___ SOURCE PASSAGE

Post

I finally understand Declarative Programming

Background

Discussions surrounding declarative and functional programming have been on the rise over the past few years. Out of curiosity, I started reading articles to understand how to reap the promised magical benefits. Just like how one doesn’t learn to swim by reading about it, I couldn’t understand the essence of declarative programming irrespective of how many YouTube videos I watched.

In computer science, declarative programming is a programming paradigm — a style of building the structure and elements of computer programs — that expresses the logic of a computation without describing its control flow. — Wikipedia

This definition abstractly made sense, but aren’t you supposed to define the control flow somewhere? Aren’t we supposed to iterate and update variables at someplace for the program to work? I was so caught in thinking of programs as blocks of explicit control flow that I simply couldn’t look outside of it.

Deciding I wanted to get knee-deep into this mysterious paradigm, I solved some problems in Advent of Code twice, once using an imperative language, and again using a declarative language. The first challenge was to choose appropriate languages for both these paradigms. Most popular languages are not of one type or the other. They are on a spectrum. (More on that in later sections)

______
___ INFORMATION PROVIDED

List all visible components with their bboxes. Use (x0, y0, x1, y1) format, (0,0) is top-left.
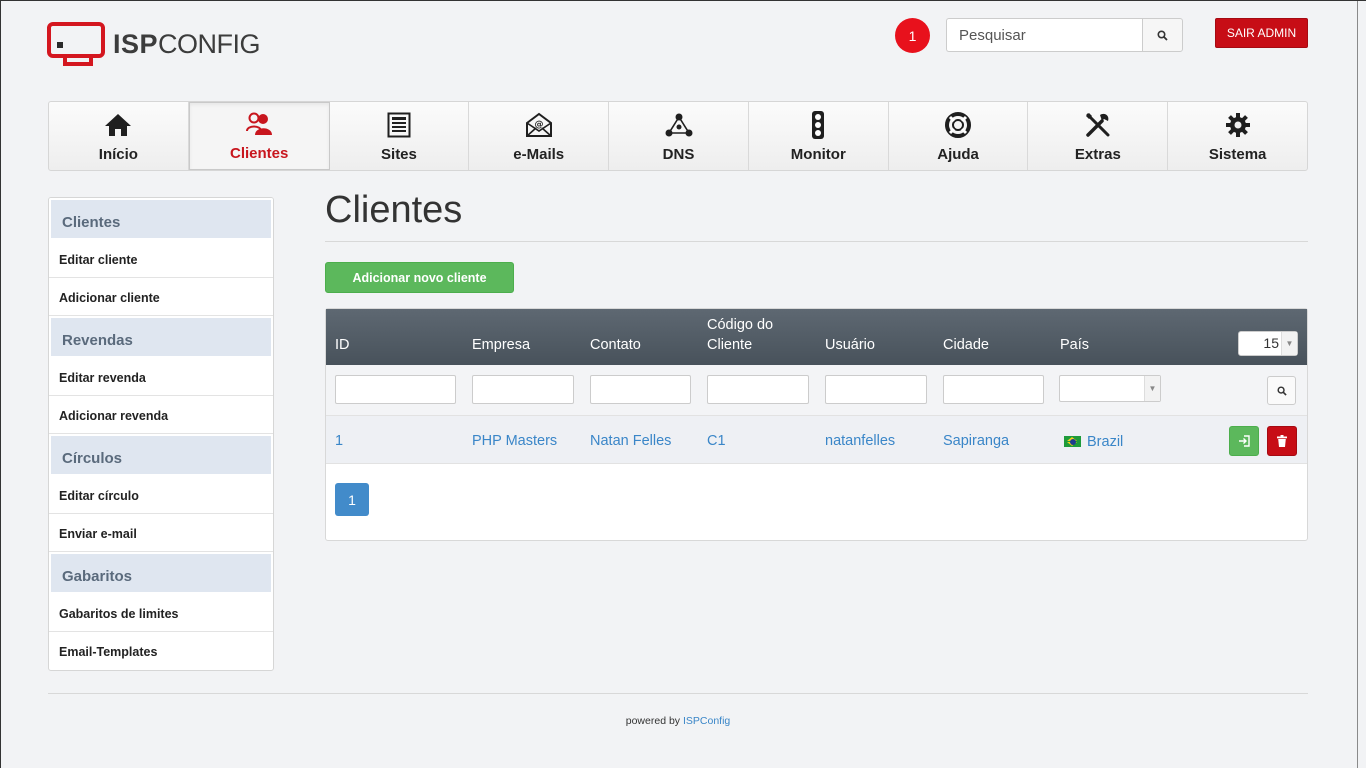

______

THE TASKS>
1. Echo everything in the declarative programming post from "This definition abstractly" down to "in later sections)".
2. How would you render this sentence from the declarative programming post in Spanish: "The first challenge was to choose appropriate languages for both these paradigms."
3. In the declarative programming post, where did the writer find the problems that were solved twice, once in an imperative language and once in a declarative one?

EXPECTED RESULTS>
1.
This definition abstractly made sense, but aren’t you supposed to define the control flow somewhere? Aren’t we supposed to iterate and update variables at someplace for the program to work? I was so caught in thinking of programs as blocks of explicit control flow that I simply couldn’t look outside of it.

Deciding I wanted to get knee-deep into this mysterious paradigm, I solved some problems in Advent of Code twice, once using an imperative language, and again using a declarative language. The first challenge was to choose appropriate languages for both these paradigms. Most popular languages are not of one type or the other. They are on a spectrum. (More on that in later sections)

2. El primer desafío fue elegir lenguajes adecuados para ambos paradigmas.

3. Advent of Code.